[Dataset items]
* * * *

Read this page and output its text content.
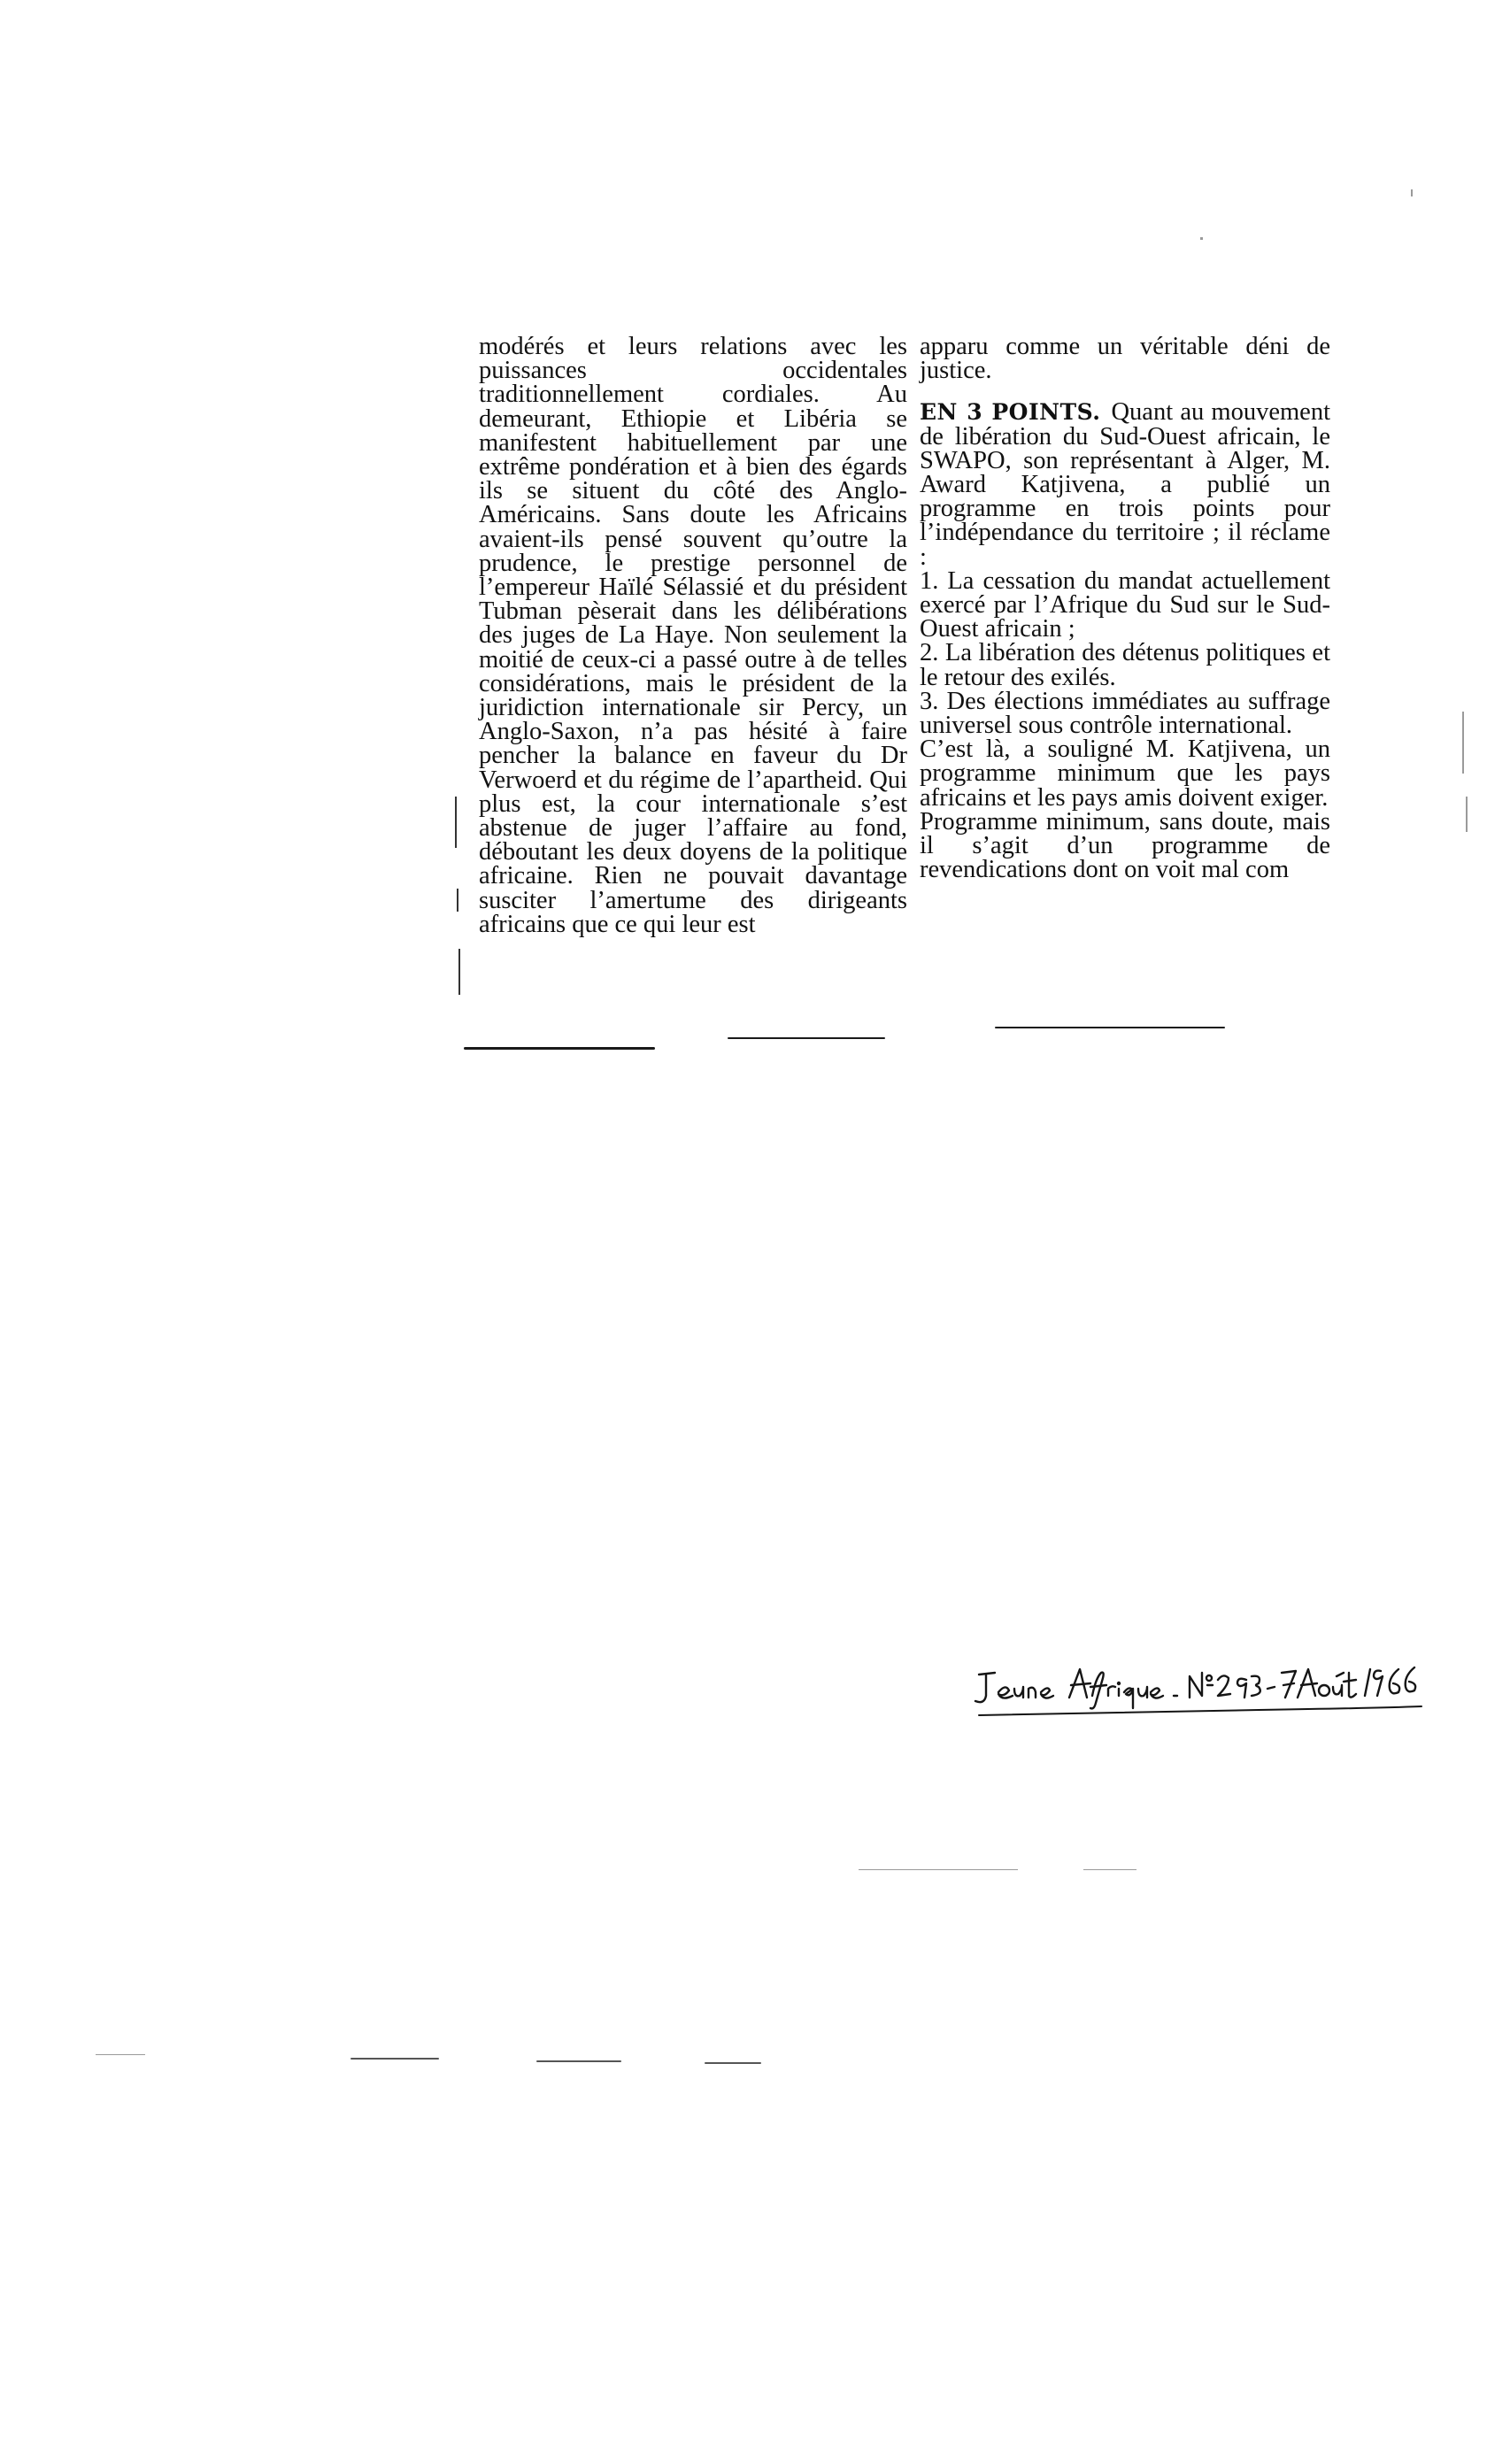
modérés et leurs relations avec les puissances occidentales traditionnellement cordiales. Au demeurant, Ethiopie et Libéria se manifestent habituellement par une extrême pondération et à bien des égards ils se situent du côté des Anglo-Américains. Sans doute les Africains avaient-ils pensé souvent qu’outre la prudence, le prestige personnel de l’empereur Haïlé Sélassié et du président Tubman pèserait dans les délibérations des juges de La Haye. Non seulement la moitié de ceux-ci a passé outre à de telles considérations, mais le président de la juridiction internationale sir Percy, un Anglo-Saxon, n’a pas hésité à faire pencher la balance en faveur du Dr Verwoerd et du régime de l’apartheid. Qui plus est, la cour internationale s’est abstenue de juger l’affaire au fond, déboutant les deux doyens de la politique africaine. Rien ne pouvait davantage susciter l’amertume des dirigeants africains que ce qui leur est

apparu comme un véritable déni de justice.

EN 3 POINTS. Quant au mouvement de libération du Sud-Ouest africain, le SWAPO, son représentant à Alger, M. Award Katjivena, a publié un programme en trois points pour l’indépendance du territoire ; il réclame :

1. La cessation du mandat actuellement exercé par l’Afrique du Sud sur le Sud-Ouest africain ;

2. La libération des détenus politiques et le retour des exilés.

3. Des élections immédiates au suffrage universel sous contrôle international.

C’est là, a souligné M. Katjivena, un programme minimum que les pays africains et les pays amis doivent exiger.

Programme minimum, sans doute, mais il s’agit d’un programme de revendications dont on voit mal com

* * * *

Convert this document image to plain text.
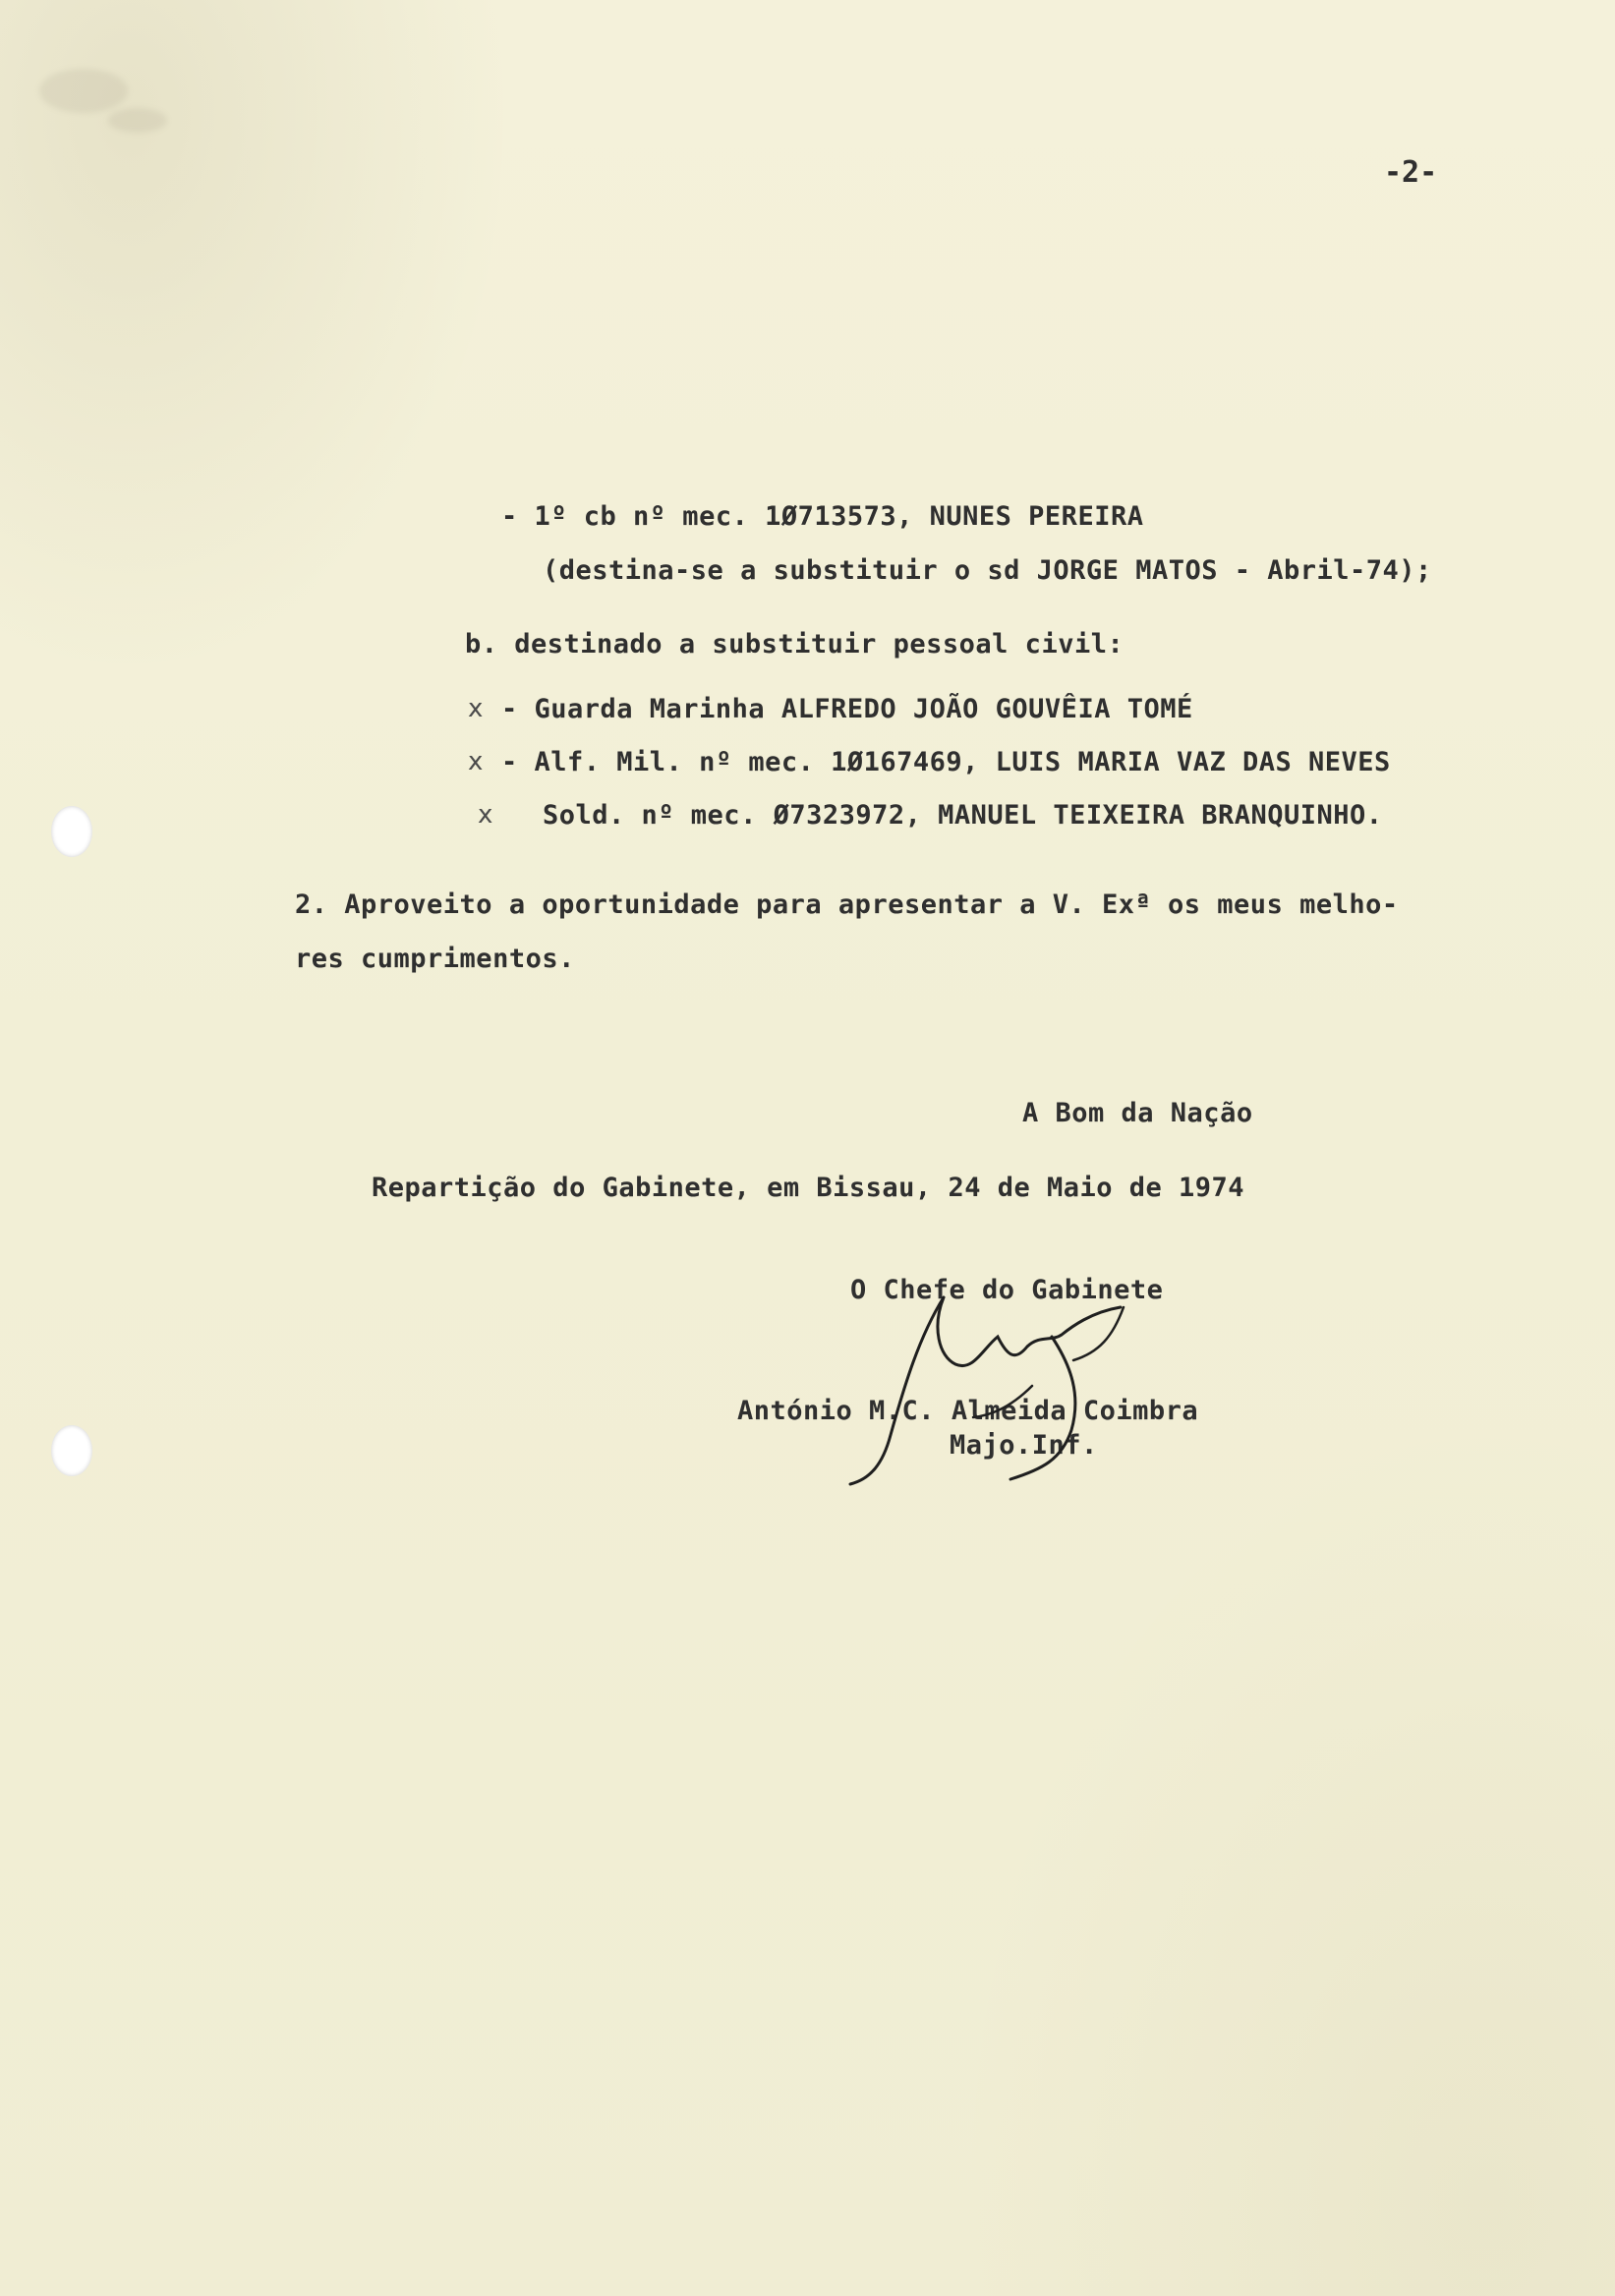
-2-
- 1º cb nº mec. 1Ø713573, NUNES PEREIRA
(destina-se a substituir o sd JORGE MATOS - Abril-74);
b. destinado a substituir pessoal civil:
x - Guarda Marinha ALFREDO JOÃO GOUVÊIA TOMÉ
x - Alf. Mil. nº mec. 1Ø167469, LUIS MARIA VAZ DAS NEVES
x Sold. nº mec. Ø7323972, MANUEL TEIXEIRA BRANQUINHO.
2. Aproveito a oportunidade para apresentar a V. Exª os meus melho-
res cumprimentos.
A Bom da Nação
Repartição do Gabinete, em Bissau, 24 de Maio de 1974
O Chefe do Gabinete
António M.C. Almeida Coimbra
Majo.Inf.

* * * *

**TASK REQUIREMENTS:**
Search the data for the string "programme". List each line that has it.

**TASK OUTPUT:**
EN 3 POINTS. Quant au mouvement de libération du Sud-Ouest africain, le SWAPO, son représentant à Alger, M. Award Katjivena, a publié un programme en trois points pour l’indépendance du territoire ; il réclame :
C’est là, a souligné M. Katjivena, un programme minimum que les pays africains et les pays amis doivent exiger.
Programme minimum, sans doute, mais il s’agit d’un programme de revendications dont on voit mal com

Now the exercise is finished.